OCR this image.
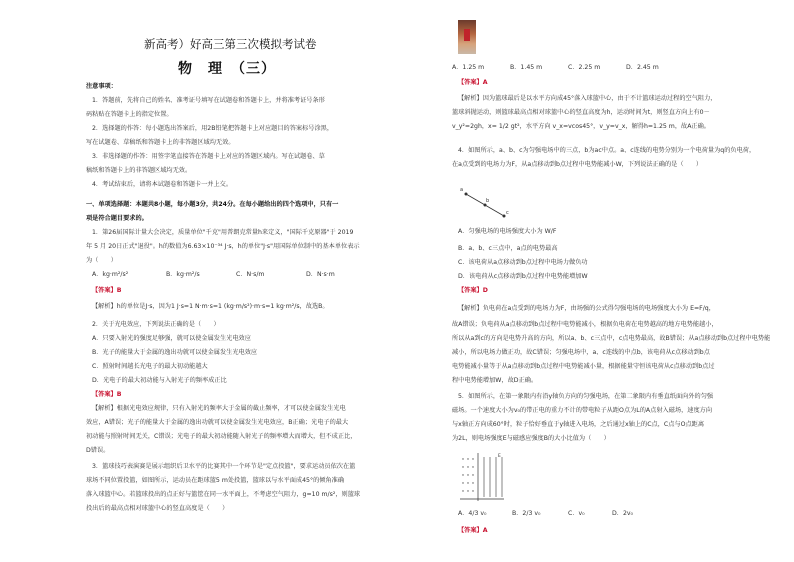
新高考）好高三第三次模拟考试卷
物　理　（三）
注意事项：
1．答题前，先将自己的姓名、准考证号填写在试题卷和答题卡上，并将准考证号条形
码粘贴在答题卡上的指定位置。
2．选择题的作答：每小题选出答案后，用2B铅笔把答题卡上对应题目的答案标号涂黑，
写在试题卷、草稿纸和答题卡上的非答题区域均无效。
3．非选择题的作答：用签字笔直接答在答题卡上对应的答题区域内。写在试题卷、草
稿纸和答题卡上的非答题区域均无效。
4．考试结束后，请将本试题卷和答题卡一并上交。
一、单项选择题：本题共8小题，每小题3分，共24分。在每小题给出的四个选项中，只有一
项是符合题目要求的。
1．第26届国际计量大会决定，质量单位"千克"用普朗克常量h来定义，"国际千克原器"于 2019
年 5 月 20日正式"退役"。h的数值为6.63×10⁻³⁴ J·s，h的单位"J·s"用国际单位制中的基本单位表示
为（　　）
A．kg·m²/s²	B．kg·m²/s	C．N·s/m	D．N·s·m
【答案】B
【解析】h的单位是J·s，因为1 J·s=1 N·m·s=1 (kg·m/s²)·m·s=1 kg·m²/s，故选B。
2．关于光电效应，下列说法正确的是（　　）
A．只要入射光的强度足够强，就可以使金属发生光电效应
B．光子的能量大于金属的逸出功就可以使金属发生光电效应
C．照射时间越长光电子的最大初动能越大
D．光电子的最大初动能与入射光子的频率成正比
【答案】B
【解析】根据光电效应规律，只有入射光的频率大于金属的截止频率，才可以使金属发生光电
效应，A错误；光子的能量大于金属的逸出功就可以使金属发生光电效应，B正确；光电子的最大
初动能与照射时间无关，C错误；光电子的最大初动能随入射光子的频率增大而增大，但不成正比，
D错误。
3．篮球技巧表演赛是展示组织后卫水平的比赛其中一个环节是"定点投篮"，要求运动员依次在篮
球场不同位置投篮，如图所示，运动员在距球篮5 m处投篮，篮球以与水平面成45°的倾角准确
落入球篮中心。若篮球投出的点正好与篮筐在同一水平面上，不考虑空气阻力，g=10 m/s²，则篮球
投出后的最高点相对球篮中心的竖直高度是（　　）
A．1.25 m	B．1.45 m	C．2.25 m	D．2.45 m
【答案】A
【解析】因为篮球最后是以水平方向成45°落入球篮中心，由于不计篮球运动过程的空气阻力，
篮球斜抛运动，则篮球最高点相对球篮中心的竖直高度为h，运动时间为t，则竖直方向上有0－
v_y²=2gh，x= 1/2 gt²，水平方向 v_x=vcos45°，v_y=v_x，解得h=1.25 m，故A正确。
4．如图所示，a、b、c为匀强电场中的三点，b为ac中点。a、c连线的电势分别为一个电荷量为q的负电荷，
在a点受到的电场力为F，从a点移动到b点过程中电势能减小W，下列说法正确的是（　　）
a
b
c
A．匀强电场的电场强度大小为 W/F
B．a、b、c三点中，a点的电势最高
C．该电荷从a点移动到b点过程中电场力做负功
D．该电荷从c点移动到b点过程中电势能增加W
【答案】D
【解析】负电荷在a点受到的电场力为F，由场强的公式得匀强电场的电场强度大小为 E=F/q，
故A错误；负电荷从a点移动到b点过程中电势能减小，根据负电荷在电势越高的地方电势能越小，
所以从a到c的方向是电势升高的方向，所以a、b、c三点中，c点电势最高，故B错误；从a点移动到b点过程中电势能
减小，所以电场力做正功，故C错误；匀强电场中，a、c连线的中点b，该电荷从c点移动到b点
电势能减小量等于从a点移动到b点过程中电势能减小量，根据能量守恒该电荷从c点移动到b点过
程中电势能增加W，故D正确。
5．如图所示，在第一象限内有沿y轴负方向的匀强电场，在第二象限内有垂直纸面向外的匀强
磁场。一个速度大小为v₀的带正电的重力不计的带电粒子从距O点为L的A点射入磁场，速度方向
与x轴正方向成60°时，粒子恰好垂直于y轴进入电场，之后通过x轴上的C点，C点与O点距离
为2L，则电场强度E与磁感应强度B的大小比值为（　　）
E
A．4/3 v₀	B．2/3 v₀	C．v₀	D．2v₀
【答案】A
::::::
Restate the records word for word, omitting images.

— Finished task —
OCR this image.
新高考）好高三第三次模拟考试卷
物　理　（三）
注意事项：
1．答题前，先将自己的姓名、准考证号填写在试题卷和答题卡上，并将准考证号条形
码粘贴在答题卡上的指定位置。
2．选择题的作答：每小题选出答案后，用2B铅笔把答题卡上对应题目的答案标号涂黑，
写在试题卷、草稿纸和答题卡上的非答题区域均无效。
3．非选择题的作答：用签字笔直接答在答题卡上对应的答题区域内。写在试题卷、草
稿纸和答题卡上的非答题区域均无效。
4．考试结束后，请将本试题卷和答题卡一并上交。
一、单项选择题：本题共8小题，每小题3分，共24分。在每小题给出的四个选项中，只有一
项是符合题目要求的。
1．第26届国际计量大会决定，质量单位"千克"用普朗克常量h来定义，"国际千克原器"于 2019
年 5 月 20日正式"退役"。h的数值为6.63×10⁻³⁴ J·s，h的单位"J·s"用国际单位制中的基本单位表示
为（　　）
A．kg·m²/s²	B．kg·m²/s	C．N·s/m	D．N·s·m
【答案】B
【解析】h的单位是J·s，因为1 J·s=1 N·m·s=1 (kg·m/s²)·m·s=1 kg·m²/s，故选B。
2．关于光电效应，下列说法正确的是（　　）
A．只要入射光的强度足够强，就可以使金属发生光电效应
B．光子的能量大于金属的逸出功就可以使金属发生光电效应
C．照射时间越长光电子的最大初动能越大
D．光电子的最大初动能与入射光子的频率成正比
【答案】B
【解析】根据光电效应规律，只有入射光的频率大于金属的截止频率，才可以使金属发生光电
效应，A错误；光子的能量大于金属的逸出功就可以使金属发生光电效应，B正确；光电子的最大
初动能与照射时间无关，C错误；光电子的最大初动能随入射光子的频率增大而增大，但不成正比，
D错误。
3．篮球技巧表演赛是展示组织后卫水平的比赛其中一个环节是"定点投篮"，要求运动员依次在篮
球场不同位置投篮，如图所示，运动员在距球篮5 m处投篮，篮球以与水平面成45°的倾角准确
落入球篮中心。若篮球投出的点正好与篮筐在同一水平面上，不考虑空气阻力，g=10 m/s²，则篮球
投出后的最高点相对球篮中心的竖直高度是（　　）
A．1.25 m	B．1.45 m	C．2.25 m	D．2.45 m
【答案】A
【解析】因为篮球最后是以水平方向成45°落入球篮中心，由于不计篮球运动过程的空气阻力，
篮球斜抛运动，则篮球最高点相对球篮中心的竖直高度为h，运动时间为t，则竖直方向上有0－
v_y²=2gh，x= 1/2 gt²，水平方向 v_x=vcos45°，v_y=v_x，解得h=1.25 m，故A正确。
4．如图所示，a、b、c为匀强电场中的三点，b为ac中点。a、c连线的电势分别为一个电荷量为q的负电荷，
在a点受到的电场力为F，从a点移动到b点过程中电势能减小W，下列说法正确的是（　　）
a
b
c
A．匀强电场的电场强度大小为 W/F
B．a、b、c三点中，a点的电势最高
C．该电荷从a点移动到b点过程中电场力做负功
D．该电荷从c点移动到b点过程中电势能增加W
【答案】D
【解析】负电荷在a点受到的电场力为F，由场强的公式得匀强电场的电场强度大小为 E=F/q，
故A错误；负电荷从a点移动到b点过程中电势能减小，根据负电荷在电势越高的地方电势能越小，
所以从a到c的方向是电势升高的方向，所以a、b、c三点中，c点电势最高，故B错误；从a点移动到b点过程中电势能
减小，所以电场力做正功，故C错误；匀强电场中，a、c连线的中点b，该电荷从c点移动到b点
电势能减小量等于从a点移动到b点过程中电势能减小量，根据能量守恒该电荷从c点移动到b点过
程中电势能增加W，故D正确。
5．如图所示，在第一象限内有沿y轴负方向的匀强电场，在第二象限内有垂直纸面向外的匀强
磁场。一个速度大小为v₀的带正电的重力不计的带电粒子从距O点为L的A点射入磁场，速度方向
与x轴正方向成60°时，粒子恰好垂直于y轴进入电场，之后通过x轴上的C点，C点与O点距离
为2L，则电场强度E与磁感应强度B的大小比值为（　　）
E
A．4/3 v₀	B．2/3 v₀	C．v₀	D．2v₀
【答案】A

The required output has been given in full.